===== Фрагмент документа =====

Мы остановимся на анализе трех индикаторов исторической памяти:

истоки белорусской государственности;

выделение ключевых событий в истории Беларуси (как вызывающих гордость, так и горечь и стыд);

оценка важнейших исторических персоналий [5].

При обработке ответов на открытые вопросы каждый уникальный вариант ответа рассматривался как категория. Количество упоминаний каждой категории могло существенно отличаться, категории могли быть как уникальными, т. е. упоминаться один раз, так и достаточно распространенными, упоминаться множество раз (например, «Победа в ВОВ»). Категории, близкие по своему семантическому значению, объединялись в общие темы.

В первую очередь обратимся к проблеме истоков белорусской государственности. Каждое национальное государство пытается утвердить себя в истории, представить свои истоки уходящими далеко в прошлое, что повышает статус значимости национальной идентичности. Соответственно, история любой нации представляется уходящей в глубокую древность, при этом национальная история обычно имеет свой «золотой век» и эпоху упадка. Такие построения подвергаются деконструкции со стороны современных исследователей национализма, которые утверждают, что современные нации — это явление эпохи модерна, они появляются в Европе только в период Великой французской революции [6].

Соответственно, и белорусская нация (именно как «модерная» нация) возникла лишь в XIX в. Но уже первые попытки написать историю Беларуси в конце этого столетия выводили истоки белорусской государственности к эпохе Полоцкого княжества. Великое Княжество Литовское в первых националистических исторических нарративах соответствовало мифологеме «золотого века» для белорусского народа [7]. В марте 1918 г. белорусскими националистами была предпринята попытка создания независимого государства — Белорусской Народной Республики, впрочем, не увенчавшаяся успехом. Позже в советские времена националистическая версия белорусской истории была пересмотрена (в том числе «благодаря» репрессиям среди историков), а период Полоцкого княжества был вписан в контекст существования Киевской Руси и древнерусской народности. Великое Княжество Литовское рассматривалось как государство литовских феодалов [8]. Особое значение придавалось включению белорусских земель в состав Российской империи, но фактически в советской исторической науке утверждалось, что полноценное существование белорусская нация получила только в форме Белорусской Советской Социалистической Республики [9].

Естественно, такая концепция развития белорусской государственности была радикально пересмотрена после распада Советского Союза. В исторической науке и затем в системе образования вновь возобладали взгляды, возводящие истоки белорусской государственности к временам Полоцкого княжества, а «золотым веком» снова стал период Великого Княжества Литовского. Но такой националистический ренессанс в преподавании истории во второй половине 90-х гг. в результате исторической политики президента Беларуси Александра Лукашенко вновь сменился реактивацией советских исторических мифологем, в том числе и «БССР как первого белорусского государства».

=====

● **Задача**
Проверьте, согласуются ли с фрагментом выше три утверждения. На каждое ответьте «да» или «нет» и дословно приведите решающие слова текста.
1. В марте 1918 г. белорусским националистам удалось создать независимое государство.
2. В советские времена Великое Княжество Литовское считалось государством литовских феодалов.
3. Современные исследователи национализма относят появление современных наций в Европе к периоду Великой французской революции.

===== Исходные данные =====

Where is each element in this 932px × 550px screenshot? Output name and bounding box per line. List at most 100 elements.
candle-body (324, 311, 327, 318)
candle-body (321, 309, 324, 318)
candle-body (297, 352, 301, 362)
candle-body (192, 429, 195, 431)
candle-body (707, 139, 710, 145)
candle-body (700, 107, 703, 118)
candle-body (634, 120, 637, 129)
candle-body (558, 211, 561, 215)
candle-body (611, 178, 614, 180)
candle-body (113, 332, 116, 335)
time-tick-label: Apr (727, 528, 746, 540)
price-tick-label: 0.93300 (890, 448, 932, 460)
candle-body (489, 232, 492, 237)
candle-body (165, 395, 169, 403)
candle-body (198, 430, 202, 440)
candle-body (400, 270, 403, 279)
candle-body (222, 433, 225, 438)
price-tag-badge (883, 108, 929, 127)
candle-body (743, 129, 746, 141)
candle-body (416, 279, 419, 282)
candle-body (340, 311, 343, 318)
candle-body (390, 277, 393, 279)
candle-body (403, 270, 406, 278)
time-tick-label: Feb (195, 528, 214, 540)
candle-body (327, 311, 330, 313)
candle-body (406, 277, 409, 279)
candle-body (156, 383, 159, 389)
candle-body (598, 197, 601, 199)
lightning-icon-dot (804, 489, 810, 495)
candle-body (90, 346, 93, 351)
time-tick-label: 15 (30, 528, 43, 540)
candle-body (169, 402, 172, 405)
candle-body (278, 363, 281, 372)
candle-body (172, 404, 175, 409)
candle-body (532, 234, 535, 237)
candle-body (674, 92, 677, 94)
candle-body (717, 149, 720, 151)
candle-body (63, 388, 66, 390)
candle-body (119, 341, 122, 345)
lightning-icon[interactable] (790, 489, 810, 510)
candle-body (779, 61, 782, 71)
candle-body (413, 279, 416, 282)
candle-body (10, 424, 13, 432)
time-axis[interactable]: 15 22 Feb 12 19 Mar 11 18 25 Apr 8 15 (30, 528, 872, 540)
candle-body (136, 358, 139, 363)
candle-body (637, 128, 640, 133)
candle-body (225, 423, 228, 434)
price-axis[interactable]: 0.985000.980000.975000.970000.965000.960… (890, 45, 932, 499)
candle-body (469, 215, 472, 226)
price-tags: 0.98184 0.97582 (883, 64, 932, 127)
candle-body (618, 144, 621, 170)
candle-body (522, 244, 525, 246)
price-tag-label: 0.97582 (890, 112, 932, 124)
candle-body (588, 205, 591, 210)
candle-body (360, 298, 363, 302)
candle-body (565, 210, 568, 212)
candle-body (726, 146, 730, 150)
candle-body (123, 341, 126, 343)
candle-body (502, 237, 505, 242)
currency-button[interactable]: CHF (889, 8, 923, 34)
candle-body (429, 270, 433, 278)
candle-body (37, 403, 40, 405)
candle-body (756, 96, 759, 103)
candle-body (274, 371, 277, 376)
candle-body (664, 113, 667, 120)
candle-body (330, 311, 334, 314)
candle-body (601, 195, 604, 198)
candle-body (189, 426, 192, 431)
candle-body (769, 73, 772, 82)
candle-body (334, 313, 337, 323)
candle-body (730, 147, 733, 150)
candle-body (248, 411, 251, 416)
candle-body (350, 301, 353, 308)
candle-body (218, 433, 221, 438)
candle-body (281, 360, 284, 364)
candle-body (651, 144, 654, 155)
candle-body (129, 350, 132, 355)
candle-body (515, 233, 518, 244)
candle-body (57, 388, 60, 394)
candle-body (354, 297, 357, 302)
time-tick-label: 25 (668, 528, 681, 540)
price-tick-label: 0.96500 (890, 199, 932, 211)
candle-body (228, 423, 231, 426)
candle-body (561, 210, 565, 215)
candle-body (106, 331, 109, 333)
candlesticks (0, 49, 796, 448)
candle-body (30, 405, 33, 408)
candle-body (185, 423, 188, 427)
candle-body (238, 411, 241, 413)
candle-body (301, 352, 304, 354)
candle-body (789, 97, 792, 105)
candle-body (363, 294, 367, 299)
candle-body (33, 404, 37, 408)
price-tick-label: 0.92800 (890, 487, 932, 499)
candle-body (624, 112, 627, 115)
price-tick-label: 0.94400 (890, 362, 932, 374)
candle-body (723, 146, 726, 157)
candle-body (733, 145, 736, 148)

=====

● **Ответ**
1. Нет: «впрочем, не увенчавшаяся успехом».
2. Да: «Великое Княжество Литовское рассматривалось как государство литовских феодалов».
3. Да: «они появляются в Европе только в период Великой французской революции».